-------- Records supplied

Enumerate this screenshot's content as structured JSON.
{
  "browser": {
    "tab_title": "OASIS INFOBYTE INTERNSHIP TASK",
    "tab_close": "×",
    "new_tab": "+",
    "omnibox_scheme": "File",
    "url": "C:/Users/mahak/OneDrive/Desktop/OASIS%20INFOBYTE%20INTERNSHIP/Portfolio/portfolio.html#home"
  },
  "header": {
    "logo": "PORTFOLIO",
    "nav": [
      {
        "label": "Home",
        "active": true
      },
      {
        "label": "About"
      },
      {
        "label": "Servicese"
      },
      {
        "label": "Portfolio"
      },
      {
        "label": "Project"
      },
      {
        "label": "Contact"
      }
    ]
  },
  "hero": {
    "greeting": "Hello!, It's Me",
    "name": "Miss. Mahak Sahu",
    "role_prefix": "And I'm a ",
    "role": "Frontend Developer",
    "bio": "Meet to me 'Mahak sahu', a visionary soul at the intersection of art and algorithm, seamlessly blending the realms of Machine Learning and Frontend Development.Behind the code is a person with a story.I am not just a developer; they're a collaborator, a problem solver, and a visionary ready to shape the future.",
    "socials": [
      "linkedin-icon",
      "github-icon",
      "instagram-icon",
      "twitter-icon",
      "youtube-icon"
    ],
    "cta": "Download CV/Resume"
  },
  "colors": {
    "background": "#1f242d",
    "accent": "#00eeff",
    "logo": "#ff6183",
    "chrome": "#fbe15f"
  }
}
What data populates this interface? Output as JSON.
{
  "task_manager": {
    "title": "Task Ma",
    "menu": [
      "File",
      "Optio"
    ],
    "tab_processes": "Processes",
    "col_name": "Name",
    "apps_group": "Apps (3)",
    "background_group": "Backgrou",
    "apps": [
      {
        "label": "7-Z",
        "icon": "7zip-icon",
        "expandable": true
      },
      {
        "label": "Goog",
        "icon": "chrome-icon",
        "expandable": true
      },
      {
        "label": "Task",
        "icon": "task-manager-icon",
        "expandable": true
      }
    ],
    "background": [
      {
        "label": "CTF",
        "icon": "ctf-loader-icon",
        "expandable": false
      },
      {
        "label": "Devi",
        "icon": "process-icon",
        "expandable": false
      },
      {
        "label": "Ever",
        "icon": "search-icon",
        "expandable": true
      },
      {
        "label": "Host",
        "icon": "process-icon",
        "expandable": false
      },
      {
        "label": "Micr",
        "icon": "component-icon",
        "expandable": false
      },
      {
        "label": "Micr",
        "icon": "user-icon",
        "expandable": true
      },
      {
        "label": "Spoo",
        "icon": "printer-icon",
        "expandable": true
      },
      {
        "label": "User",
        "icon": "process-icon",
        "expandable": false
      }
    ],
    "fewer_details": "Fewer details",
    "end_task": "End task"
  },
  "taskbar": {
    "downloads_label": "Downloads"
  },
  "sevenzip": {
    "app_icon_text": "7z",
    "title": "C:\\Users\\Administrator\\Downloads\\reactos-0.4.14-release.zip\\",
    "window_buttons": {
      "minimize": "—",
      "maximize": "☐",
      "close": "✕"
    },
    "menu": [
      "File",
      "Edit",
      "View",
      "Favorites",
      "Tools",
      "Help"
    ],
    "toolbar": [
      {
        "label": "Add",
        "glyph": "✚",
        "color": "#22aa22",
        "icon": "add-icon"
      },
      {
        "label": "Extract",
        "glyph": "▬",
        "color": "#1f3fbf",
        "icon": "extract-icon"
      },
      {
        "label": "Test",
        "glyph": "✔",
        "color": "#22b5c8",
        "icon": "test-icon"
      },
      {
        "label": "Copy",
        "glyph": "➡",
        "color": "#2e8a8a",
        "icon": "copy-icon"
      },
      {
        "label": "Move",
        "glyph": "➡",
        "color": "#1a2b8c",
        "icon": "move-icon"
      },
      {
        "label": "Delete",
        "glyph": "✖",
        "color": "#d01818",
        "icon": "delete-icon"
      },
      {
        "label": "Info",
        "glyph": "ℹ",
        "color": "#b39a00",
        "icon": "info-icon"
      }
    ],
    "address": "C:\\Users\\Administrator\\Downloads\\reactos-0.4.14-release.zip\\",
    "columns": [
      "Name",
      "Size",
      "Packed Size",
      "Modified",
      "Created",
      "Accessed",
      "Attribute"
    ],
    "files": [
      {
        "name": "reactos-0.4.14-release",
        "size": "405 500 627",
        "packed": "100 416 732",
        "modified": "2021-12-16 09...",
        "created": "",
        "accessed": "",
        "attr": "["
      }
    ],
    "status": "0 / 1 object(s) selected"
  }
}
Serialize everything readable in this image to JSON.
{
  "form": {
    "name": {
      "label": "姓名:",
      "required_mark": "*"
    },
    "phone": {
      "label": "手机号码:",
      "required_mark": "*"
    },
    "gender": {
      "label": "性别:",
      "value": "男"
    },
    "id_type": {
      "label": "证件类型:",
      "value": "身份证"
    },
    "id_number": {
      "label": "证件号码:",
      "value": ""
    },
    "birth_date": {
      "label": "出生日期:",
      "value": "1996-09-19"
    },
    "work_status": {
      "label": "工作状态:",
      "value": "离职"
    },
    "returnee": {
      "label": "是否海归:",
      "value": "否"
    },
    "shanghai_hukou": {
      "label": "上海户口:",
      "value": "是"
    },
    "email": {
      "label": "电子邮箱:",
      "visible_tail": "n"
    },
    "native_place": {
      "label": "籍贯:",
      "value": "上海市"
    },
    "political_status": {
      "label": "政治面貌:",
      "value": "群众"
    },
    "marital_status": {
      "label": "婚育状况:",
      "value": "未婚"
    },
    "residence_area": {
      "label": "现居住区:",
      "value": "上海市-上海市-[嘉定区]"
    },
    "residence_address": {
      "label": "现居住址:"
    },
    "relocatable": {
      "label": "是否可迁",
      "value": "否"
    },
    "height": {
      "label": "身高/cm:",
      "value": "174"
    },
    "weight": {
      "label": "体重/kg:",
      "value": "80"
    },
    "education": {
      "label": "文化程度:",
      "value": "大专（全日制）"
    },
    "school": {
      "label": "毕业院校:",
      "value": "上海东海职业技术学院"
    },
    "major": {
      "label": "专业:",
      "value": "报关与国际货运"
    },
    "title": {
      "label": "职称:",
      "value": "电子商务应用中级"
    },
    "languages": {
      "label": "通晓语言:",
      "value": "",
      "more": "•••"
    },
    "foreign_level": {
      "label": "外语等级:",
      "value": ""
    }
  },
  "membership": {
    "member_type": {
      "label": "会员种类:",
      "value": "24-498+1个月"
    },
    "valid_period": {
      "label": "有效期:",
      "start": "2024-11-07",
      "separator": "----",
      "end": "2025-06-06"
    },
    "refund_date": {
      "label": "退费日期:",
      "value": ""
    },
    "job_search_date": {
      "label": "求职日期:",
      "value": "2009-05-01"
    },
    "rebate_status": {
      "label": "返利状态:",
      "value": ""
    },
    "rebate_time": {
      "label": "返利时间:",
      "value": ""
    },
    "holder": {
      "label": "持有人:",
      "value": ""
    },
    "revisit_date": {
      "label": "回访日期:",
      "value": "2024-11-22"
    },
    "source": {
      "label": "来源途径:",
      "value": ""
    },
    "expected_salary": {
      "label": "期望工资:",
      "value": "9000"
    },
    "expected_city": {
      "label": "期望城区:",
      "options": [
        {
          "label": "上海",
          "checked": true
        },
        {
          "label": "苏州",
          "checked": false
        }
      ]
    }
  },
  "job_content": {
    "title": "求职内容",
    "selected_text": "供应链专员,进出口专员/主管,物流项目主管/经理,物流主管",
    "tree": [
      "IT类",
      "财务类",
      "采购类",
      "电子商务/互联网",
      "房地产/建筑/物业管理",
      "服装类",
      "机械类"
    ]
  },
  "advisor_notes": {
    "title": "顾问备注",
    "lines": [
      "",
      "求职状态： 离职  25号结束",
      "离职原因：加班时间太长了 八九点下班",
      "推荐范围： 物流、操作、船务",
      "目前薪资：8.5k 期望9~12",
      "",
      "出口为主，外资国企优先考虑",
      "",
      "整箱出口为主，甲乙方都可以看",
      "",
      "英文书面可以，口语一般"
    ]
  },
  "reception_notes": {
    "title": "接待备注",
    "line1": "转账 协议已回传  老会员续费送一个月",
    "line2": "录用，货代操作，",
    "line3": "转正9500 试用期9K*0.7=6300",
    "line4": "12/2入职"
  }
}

----------------

__Stated goal__. Provide the number of lines containing the string "Downloads", with no other output.

__Worked answer__. 3